> Supplied records:
-- begin --

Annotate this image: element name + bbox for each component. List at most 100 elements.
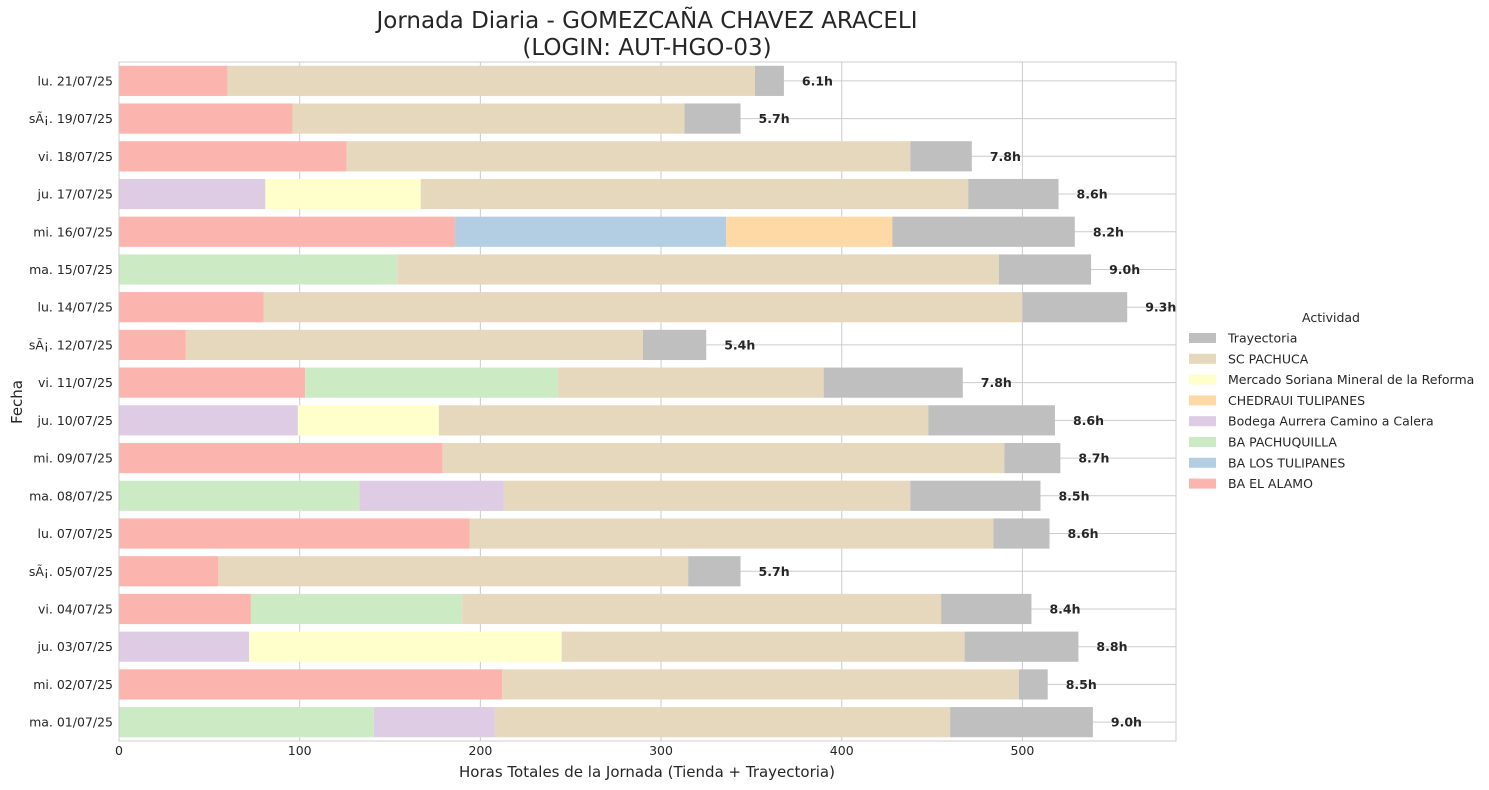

-- end --
-- begin --

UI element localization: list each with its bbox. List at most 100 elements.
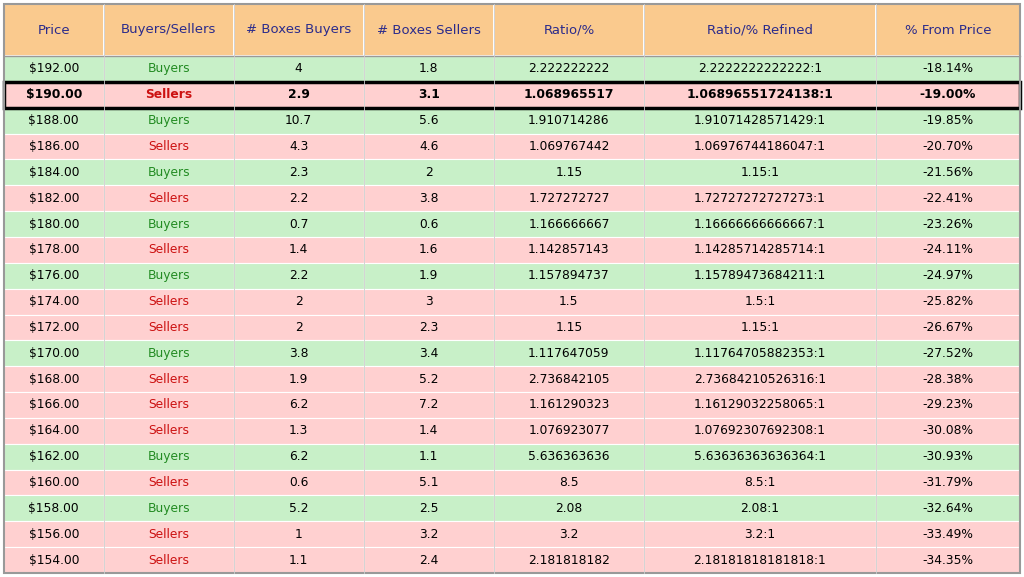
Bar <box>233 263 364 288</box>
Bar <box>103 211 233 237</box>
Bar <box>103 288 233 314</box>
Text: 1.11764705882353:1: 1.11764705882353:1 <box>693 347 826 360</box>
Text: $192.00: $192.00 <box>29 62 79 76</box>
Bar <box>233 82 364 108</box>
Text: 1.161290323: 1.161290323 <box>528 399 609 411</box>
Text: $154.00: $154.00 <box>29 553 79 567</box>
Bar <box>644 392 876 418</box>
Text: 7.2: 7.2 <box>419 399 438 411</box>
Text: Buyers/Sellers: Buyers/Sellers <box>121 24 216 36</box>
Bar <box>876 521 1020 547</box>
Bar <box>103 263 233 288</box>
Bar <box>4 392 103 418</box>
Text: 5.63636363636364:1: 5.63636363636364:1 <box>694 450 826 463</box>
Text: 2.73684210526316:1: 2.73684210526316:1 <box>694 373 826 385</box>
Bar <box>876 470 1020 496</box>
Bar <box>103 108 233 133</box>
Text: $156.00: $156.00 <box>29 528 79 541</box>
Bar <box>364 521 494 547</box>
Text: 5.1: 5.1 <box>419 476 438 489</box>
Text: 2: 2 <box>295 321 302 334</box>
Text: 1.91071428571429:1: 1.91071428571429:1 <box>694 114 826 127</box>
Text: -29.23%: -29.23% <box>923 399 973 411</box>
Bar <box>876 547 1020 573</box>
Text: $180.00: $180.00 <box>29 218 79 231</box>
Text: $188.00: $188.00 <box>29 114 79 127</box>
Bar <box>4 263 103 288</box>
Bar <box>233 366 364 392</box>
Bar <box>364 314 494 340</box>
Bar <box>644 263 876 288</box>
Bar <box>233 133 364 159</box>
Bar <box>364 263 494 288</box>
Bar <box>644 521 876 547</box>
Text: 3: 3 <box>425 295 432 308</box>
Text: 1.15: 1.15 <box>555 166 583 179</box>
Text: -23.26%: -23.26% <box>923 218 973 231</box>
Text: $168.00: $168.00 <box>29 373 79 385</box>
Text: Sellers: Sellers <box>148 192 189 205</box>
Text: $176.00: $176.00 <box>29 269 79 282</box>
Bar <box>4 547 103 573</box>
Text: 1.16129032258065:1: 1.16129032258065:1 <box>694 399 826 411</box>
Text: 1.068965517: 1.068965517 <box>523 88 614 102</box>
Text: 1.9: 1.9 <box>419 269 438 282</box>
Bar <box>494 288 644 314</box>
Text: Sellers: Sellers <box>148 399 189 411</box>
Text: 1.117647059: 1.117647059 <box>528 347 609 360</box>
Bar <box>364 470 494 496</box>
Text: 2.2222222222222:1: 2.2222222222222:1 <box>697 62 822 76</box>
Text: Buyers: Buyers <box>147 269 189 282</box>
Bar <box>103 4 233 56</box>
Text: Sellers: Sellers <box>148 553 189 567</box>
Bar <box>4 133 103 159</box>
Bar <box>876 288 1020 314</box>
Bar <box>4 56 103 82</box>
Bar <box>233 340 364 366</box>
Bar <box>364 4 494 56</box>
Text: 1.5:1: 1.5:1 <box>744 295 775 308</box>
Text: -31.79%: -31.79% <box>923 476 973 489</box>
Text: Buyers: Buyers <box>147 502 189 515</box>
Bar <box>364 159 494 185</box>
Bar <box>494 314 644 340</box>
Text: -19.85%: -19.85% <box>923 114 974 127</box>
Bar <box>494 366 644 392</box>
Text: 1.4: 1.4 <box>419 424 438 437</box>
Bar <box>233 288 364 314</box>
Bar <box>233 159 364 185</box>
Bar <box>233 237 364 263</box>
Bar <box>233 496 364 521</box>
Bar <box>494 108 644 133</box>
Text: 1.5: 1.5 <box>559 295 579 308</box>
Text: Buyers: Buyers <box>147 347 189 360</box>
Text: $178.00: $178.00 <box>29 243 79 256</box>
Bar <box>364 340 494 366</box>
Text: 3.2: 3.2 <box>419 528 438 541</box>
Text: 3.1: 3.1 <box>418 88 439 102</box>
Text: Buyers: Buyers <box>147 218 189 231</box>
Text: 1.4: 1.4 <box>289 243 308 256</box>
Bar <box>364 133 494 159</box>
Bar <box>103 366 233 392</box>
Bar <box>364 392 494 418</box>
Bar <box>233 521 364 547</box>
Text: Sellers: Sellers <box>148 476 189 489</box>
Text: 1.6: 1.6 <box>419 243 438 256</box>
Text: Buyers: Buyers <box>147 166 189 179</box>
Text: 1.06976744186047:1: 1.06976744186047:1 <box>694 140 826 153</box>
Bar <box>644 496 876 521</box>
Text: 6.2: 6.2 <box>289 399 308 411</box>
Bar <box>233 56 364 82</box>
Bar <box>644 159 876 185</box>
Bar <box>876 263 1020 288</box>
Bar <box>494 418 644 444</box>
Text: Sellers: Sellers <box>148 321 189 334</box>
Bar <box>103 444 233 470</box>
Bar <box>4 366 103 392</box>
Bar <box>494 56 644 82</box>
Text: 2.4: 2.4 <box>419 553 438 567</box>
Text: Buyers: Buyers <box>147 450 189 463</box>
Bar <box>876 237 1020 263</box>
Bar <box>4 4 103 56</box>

-- end --

> Task requirements: Please render the part of the material that opens with the line containing "UI element localization: list" and closes with the line containing "Bar <box>233 82 364 108</box>" as a JSON list of strings, one string per line, with blank lines and the pictures left out.

> The completed task:
[
  "UI element localization: list each with its bbox. List at most 100 elements.",
  "Bar <box>233 263 364 288</box>",
  "Bar <box>103 211 233 237</box>",
  "Bar <box>103 288 233 314</box>",
  "Text: 1.11764705882353:1: 1.11764705882353:1 <box>693 347 826 360</box>",
  "Text: $192.00: $192.00 <box>29 62 79 76</box>",
  "Bar <box>233 82 364 108</box>"
]